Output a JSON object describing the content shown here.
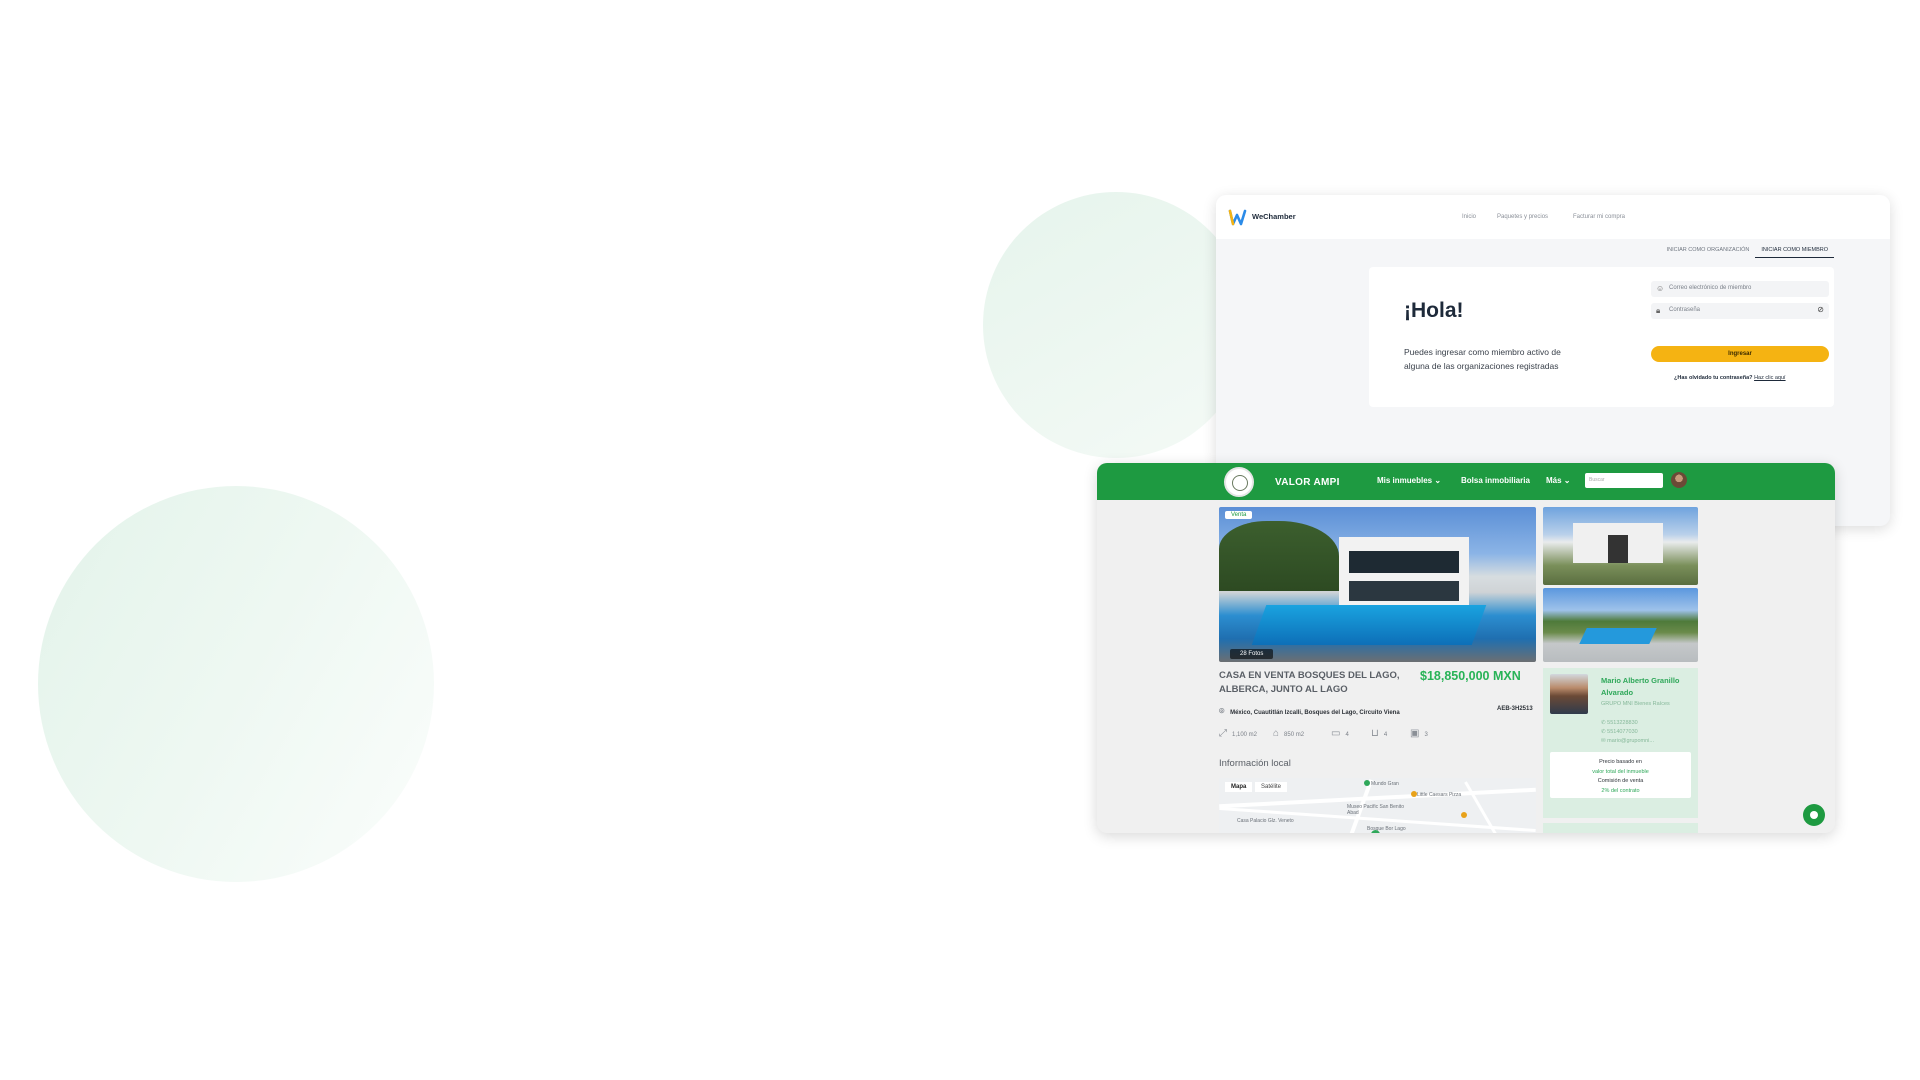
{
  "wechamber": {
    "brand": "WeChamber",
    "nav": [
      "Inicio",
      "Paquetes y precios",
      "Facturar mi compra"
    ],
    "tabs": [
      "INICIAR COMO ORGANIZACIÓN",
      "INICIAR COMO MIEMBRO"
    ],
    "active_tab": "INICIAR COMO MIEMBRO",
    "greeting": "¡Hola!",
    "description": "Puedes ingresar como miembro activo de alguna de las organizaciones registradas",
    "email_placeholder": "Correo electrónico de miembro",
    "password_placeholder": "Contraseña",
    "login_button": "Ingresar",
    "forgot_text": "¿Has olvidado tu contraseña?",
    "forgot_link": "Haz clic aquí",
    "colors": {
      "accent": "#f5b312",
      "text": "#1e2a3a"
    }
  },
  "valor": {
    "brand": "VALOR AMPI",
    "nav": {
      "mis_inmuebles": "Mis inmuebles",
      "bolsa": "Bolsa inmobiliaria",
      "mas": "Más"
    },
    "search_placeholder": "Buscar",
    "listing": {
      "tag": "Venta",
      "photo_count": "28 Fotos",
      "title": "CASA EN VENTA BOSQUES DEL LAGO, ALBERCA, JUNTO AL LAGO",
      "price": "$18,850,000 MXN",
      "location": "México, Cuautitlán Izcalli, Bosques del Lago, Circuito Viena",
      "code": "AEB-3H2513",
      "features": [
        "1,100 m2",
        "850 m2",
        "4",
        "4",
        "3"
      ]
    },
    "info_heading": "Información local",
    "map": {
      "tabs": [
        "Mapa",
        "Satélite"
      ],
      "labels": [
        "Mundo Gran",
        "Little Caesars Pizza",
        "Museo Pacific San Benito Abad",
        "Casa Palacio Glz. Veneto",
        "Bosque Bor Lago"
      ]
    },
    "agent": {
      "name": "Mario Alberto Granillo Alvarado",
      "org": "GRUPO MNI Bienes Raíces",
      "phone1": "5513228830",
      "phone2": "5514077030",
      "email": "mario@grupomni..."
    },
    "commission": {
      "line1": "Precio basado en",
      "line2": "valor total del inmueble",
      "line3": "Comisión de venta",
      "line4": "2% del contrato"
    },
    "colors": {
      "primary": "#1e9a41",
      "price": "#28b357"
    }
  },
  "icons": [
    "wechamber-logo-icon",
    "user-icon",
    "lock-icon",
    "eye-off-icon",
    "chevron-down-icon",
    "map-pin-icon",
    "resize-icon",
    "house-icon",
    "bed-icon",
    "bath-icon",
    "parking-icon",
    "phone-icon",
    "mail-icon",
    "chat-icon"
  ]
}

+ + + +

Reproduce the data above in full, exactly as it is, with the pictures left out.

Output a JSON object describing the content shown here.
{
  "wechamber": {
    "brand": "WeChamber",
    "nav": [
      "Inicio",
      "Paquetes y precios",
      "Facturar mi compra"
    ],
    "tabs": [
      "INICIAR COMO ORGANIZACIÓN",
      "INICIAR COMO MIEMBRO"
    ],
    "active_tab": "INICIAR COMO MIEMBRO",
    "greeting": "¡Hola!",
    "description": "Puedes ingresar como miembro activo de alguna de las organizaciones registradas",
    "email_placeholder": "Correo electrónico de miembro",
    "password_placeholder": "Contraseña",
    "login_button": "Ingresar",
    "forgot_text": "¿Has olvidado tu contraseña?",
    "forgot_link": "Haz clic aquí",
    "colors": {
      "accent": "#f5b312",
      "text": "#1e2a3a"
    }
  },
  "valor": {
    "brand": "VALOR AMPI",
    "nav": {
      "mis_inmuebles": "Mis inmuebles",
      "bolsa": "Bolsa inmobiliaria",
      "mas": "Más"
    },
    "search_placeholder": "Buscar",
    "listing": {
      "tag": "Venta",
      "photo_count": "28 Fotos",
      "title": "CASA EN VENTA BOSQUES DEL LAGO, ALBERCA, JUNTO AL LAGO",
      "price": "$18,850,000 MXN",
      "location": "México, Cuautitlán Izcalli, Bosques del Lago, Circuito Viena",
      "code": "AEB-3H2513",
      "features": [
        "1,100 m2",
        "850 m2",
        "4",
        "4",
        "3"
      ]
    },
    "info_heading": "Información local",
    "map": {
      "tabs": [
        "Mapa",
        "Satélite"
      ],
      "labels": [
        "Mundo Gran",
        "Little Caesars Pizza",
        "Museo Pacific San Benito Abad",
        "Casa Palacio Glz. Veneto",
        "Bosque Bor Lago"
      ]
    },
    "agent": {
      "name": "Mario Alberto Granillo Alvarado",
      "org": "GRUPO MNI Bienes Raíces",
      "phone1": "5513228830",
      "phone2": "5514077030",
      "email": "mario@grupomni..."
    },
    "commission": {
      "line1": "Precio basado en",
      "line2": "valor total del inmueble",
      "line3": "Comisión de venta",
      "line4": "2% del contrato"
    },
    "colors": {
      "primary": "#1e9a41",
      "price": "#28b357"
    }
  },
  "icons": [
    "wechamber-logo-icon",
    "user-icon",
    "lock-icon",
    "eye-off-icon",
    "chevron-down-icon",
    "map-pin-icon",
    "resize-icon",
    "house-icon",
    "bed-icon",
    "bath-icon",
    "parking-icon",
    "phone-icon",
    "mail-icon",
    "chat-icon"
  ]
}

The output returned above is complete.